_Stored rows_:
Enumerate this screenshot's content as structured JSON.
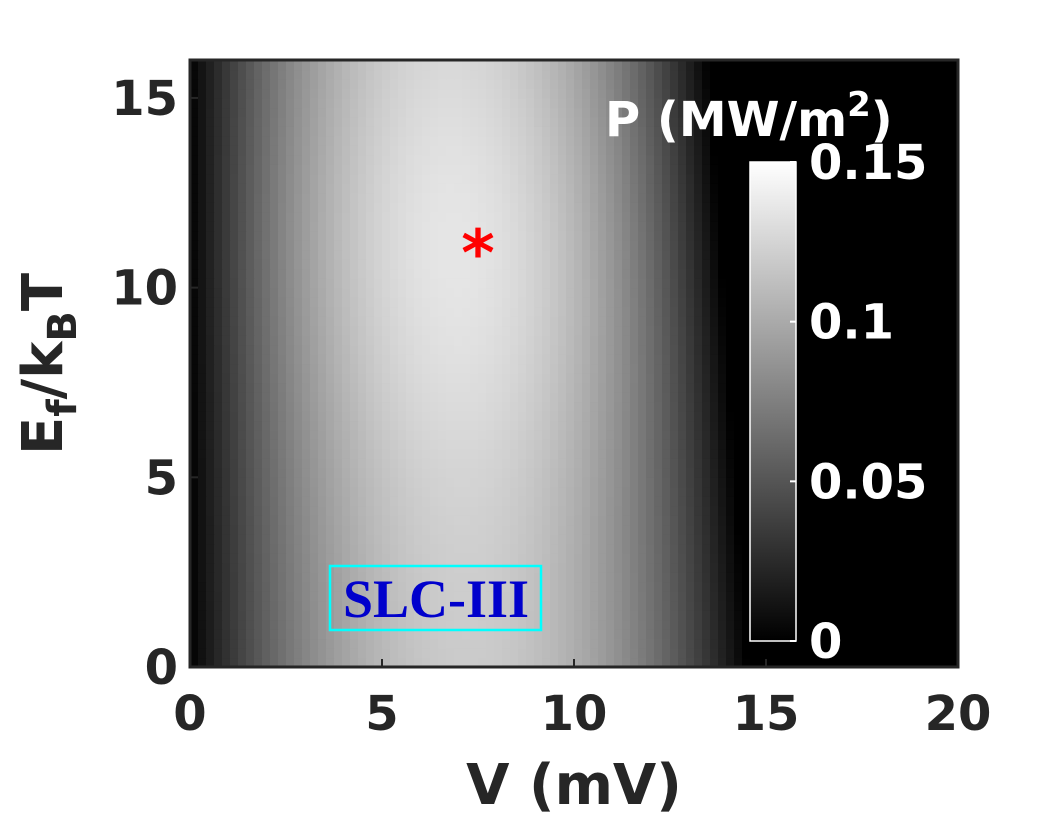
{
  "chart_data": {
    "type": "heatmap",
    "xlabel": "V (mV)",
    "ylabel": {
      "base": "E",
      "sub1": "f",
      "mid": "/k",
      "sub2": "B",
      "end": "T"
    },
    "xlim": [
      0,
      20
    ],
    "ylim": [
      0,
      16
    ],
    "xticks": [
      "0",
      "5",
      "10",
      "15",
      "20"
    ],
    "yticks": [
      "0",
      "5",
      "10",
      "15"
    ],
    "colormap": "gray",
    "colorbar": {
      "title": "P (MW/m",
      "title_sup": "2",
      "title_end": ")",
      "range": [
        0,
        0.15
      ],
      "ticks": [
        "0",
        "0.05",
        "0.1",
        "0.15"
      ],
      "tick_values": [
        0,
        0.05,
        0.1,
        0.15
      ],
      "placement": "inside-right"
    },
    "peak_marker": {
      "x": 7.5,
      "y": 11,
      "symbol": "*",
      "color": "#ff0000"
    },
    "annotation": {
      "text": "SLC-III",
      "text_color": "#0000cc",
      "box_color": "#00ffff"
    },
    "surface_shape": {
      "peak_value": 0.135,
      "peak_voltage_mV": 7.5,
      "zero_power_voltage_mV_at_low_E": 14.5,
      "zero_power_voltage_mV_at_high_E": 13.5
    }
  }
}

_Given request_: Leave out the pictures and restate everything else word for word.

_Result for this task_:
Enumerate this screenshot's content as structured JSON.
{
  "chart_data": {
    "type": "heatmap",
    "xlabel": "V (mV)",
    "ylabel": {
      "base": "E",
      "sub1": "f",
      "mid": "/k",
      "sub2": "B",
      "end": "T"
    },
    "xlim": [
      0,
      20
    ],
    "ylim": [
      0,
      16
    ],
    "xticks": [
      "0",
      "5",
      "10",
      "15",
      "20"
    ],
    "yticks": [
      "0",
      "5",
      "10",
      "15"
    ],
    "colormap": "gray",
    "colorbar": {
      "title": "P (MW/m",
      "title_sup": "2",
      "title_end": ")",
      "range": [
        0,
        0.15
      ],
      "ticks": [
        "0",
        "0.05",
        "0.1",
        "0.15"
      ],
      "tick_values": [
        0,
        0.05,
        0.1,
        0.15
      ],
      "placement": "inside-right"
    },
    "peak_marker": {
      "x": 7.5,
      "y": 11,
      "symbol": "*",
      "color": "#ff0000"
    },
    "annotation": {
      "text": "SLC-III",
      "text_color": "#0000cc",
      "box_color": "#00ffff"
    },
    "surface_shape": {
      "peak_value": 0.135,
      "peak_voltage_mV": 7.5,
      "zero_power_voltage_mV_at_low_E": 14.5,
      "zero_power_voltage_mV_at_high_E": 13.5
    }
  }
}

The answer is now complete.